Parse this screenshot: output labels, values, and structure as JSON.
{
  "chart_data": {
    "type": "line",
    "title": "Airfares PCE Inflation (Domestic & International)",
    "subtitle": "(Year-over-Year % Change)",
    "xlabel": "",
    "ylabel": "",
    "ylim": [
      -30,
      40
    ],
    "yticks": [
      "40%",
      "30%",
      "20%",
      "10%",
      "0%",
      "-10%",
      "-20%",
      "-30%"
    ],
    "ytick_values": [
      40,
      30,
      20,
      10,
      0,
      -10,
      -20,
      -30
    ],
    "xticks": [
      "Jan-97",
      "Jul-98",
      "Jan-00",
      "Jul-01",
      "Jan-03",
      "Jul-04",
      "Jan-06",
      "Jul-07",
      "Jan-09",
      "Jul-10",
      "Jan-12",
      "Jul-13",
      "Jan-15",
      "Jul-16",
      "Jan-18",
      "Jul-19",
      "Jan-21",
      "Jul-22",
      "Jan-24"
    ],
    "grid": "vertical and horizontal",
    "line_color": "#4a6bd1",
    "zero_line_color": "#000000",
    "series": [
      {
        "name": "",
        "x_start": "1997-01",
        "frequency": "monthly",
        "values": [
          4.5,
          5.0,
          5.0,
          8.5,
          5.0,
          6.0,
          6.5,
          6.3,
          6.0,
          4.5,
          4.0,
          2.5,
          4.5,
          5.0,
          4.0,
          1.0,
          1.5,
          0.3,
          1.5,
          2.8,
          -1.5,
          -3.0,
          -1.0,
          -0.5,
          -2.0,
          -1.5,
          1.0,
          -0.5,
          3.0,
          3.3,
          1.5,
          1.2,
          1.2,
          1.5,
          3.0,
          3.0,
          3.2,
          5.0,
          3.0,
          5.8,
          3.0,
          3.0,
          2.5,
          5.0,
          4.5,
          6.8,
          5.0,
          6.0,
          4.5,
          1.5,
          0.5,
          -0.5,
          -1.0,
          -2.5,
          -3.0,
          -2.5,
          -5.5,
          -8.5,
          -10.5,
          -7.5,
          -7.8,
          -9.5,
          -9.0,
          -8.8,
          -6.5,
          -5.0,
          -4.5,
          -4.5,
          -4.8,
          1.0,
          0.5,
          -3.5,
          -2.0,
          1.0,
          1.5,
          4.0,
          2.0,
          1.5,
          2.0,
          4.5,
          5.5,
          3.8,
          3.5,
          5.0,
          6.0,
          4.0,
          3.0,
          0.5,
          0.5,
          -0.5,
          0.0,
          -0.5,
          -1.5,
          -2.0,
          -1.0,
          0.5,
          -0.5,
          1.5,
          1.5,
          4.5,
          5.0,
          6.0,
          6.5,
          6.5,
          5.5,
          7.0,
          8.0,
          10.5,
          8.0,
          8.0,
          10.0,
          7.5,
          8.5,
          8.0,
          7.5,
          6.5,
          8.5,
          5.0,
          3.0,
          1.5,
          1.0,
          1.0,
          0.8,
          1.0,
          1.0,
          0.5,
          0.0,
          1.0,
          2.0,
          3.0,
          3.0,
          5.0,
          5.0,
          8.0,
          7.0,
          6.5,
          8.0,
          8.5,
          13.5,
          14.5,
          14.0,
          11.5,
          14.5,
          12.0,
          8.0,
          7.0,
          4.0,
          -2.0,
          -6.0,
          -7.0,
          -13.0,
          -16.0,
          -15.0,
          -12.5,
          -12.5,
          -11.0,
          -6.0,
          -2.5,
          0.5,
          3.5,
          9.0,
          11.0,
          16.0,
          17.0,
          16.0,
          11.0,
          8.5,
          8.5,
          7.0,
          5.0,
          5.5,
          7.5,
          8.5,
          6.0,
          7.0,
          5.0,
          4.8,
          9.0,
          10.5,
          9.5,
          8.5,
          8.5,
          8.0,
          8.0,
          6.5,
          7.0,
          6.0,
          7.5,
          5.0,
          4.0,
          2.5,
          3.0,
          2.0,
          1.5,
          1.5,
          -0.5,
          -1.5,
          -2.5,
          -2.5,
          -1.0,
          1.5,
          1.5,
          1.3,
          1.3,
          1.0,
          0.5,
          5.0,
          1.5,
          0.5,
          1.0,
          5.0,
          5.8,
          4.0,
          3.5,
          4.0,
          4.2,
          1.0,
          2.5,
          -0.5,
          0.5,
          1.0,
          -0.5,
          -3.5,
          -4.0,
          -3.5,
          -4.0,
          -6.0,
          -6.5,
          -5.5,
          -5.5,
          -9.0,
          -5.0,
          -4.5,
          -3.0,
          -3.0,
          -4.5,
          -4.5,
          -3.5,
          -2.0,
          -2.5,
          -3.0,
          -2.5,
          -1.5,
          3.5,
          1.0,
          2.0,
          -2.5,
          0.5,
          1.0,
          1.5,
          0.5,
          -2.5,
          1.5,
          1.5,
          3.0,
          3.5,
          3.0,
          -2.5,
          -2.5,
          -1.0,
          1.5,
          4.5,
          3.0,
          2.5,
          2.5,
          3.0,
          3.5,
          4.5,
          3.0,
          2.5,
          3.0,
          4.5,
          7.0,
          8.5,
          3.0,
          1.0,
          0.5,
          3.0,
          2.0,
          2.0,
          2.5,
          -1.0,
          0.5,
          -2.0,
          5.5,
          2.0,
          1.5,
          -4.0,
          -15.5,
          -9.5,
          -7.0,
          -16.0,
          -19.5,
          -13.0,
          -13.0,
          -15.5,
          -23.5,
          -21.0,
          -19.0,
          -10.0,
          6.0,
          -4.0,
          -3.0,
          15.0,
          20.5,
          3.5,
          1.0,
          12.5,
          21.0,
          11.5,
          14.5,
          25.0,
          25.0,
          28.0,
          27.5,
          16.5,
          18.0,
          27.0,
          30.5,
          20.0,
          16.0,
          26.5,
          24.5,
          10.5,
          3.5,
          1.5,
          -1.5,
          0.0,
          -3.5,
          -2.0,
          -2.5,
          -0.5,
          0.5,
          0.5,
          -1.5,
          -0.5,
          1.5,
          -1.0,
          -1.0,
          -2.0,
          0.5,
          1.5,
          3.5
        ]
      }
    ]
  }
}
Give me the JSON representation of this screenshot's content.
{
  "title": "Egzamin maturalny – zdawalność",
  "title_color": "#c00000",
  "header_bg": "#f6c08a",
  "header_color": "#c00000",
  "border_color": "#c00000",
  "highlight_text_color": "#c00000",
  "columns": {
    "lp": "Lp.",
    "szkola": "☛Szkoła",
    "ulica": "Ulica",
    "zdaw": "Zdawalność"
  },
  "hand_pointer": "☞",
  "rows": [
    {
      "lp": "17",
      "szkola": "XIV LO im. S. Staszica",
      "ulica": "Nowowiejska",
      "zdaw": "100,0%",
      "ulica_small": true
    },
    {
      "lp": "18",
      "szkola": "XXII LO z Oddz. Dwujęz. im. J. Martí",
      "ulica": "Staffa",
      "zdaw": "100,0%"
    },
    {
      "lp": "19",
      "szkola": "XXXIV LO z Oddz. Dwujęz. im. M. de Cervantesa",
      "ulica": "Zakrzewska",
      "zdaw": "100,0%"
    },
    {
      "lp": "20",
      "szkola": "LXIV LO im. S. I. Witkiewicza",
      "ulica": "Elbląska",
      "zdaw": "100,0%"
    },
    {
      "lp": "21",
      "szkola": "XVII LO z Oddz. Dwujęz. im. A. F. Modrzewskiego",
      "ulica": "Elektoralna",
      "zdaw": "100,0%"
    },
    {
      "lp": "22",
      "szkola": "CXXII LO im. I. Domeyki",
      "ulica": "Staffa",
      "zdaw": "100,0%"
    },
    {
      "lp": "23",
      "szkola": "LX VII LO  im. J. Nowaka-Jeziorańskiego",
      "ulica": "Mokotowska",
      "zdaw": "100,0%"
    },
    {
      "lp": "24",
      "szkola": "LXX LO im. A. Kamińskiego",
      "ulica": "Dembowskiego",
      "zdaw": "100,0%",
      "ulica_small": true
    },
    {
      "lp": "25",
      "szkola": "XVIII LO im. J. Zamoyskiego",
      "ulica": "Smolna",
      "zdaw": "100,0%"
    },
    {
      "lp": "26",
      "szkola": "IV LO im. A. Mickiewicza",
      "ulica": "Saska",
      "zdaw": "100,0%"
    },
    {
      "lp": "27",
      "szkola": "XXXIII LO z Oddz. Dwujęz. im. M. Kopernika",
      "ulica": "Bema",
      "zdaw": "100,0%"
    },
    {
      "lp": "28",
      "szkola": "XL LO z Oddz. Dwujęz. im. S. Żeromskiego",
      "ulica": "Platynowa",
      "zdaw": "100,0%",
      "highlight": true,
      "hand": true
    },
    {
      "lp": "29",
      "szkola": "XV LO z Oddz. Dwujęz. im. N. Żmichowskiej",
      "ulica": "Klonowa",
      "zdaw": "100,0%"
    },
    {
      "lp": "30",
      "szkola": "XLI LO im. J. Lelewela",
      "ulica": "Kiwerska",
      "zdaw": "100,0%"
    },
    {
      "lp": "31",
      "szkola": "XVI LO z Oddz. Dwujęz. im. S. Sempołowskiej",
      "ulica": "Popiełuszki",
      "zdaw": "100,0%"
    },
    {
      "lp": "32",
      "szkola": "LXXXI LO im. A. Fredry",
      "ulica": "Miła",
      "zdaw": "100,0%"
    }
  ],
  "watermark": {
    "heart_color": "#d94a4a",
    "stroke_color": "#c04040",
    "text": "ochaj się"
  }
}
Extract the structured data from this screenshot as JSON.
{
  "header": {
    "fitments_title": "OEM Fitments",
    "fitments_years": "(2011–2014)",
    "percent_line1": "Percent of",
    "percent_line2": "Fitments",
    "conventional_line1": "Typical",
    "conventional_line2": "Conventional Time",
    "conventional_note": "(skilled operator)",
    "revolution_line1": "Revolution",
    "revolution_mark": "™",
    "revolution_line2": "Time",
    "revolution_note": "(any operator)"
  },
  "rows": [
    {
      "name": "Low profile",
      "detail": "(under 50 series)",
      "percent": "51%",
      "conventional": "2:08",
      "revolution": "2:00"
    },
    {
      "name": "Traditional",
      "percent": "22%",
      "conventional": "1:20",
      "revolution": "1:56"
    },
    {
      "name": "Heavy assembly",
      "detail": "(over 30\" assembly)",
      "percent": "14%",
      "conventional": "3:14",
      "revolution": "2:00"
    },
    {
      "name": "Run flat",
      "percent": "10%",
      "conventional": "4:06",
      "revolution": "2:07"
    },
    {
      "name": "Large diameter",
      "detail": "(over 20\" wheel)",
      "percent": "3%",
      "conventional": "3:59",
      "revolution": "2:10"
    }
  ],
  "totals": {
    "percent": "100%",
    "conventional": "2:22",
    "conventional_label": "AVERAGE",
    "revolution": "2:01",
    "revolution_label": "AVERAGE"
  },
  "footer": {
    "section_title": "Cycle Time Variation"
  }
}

**AIM**
Across the material above, count every line holding "this" and write down only the number.

**TASK SOLUTION**
3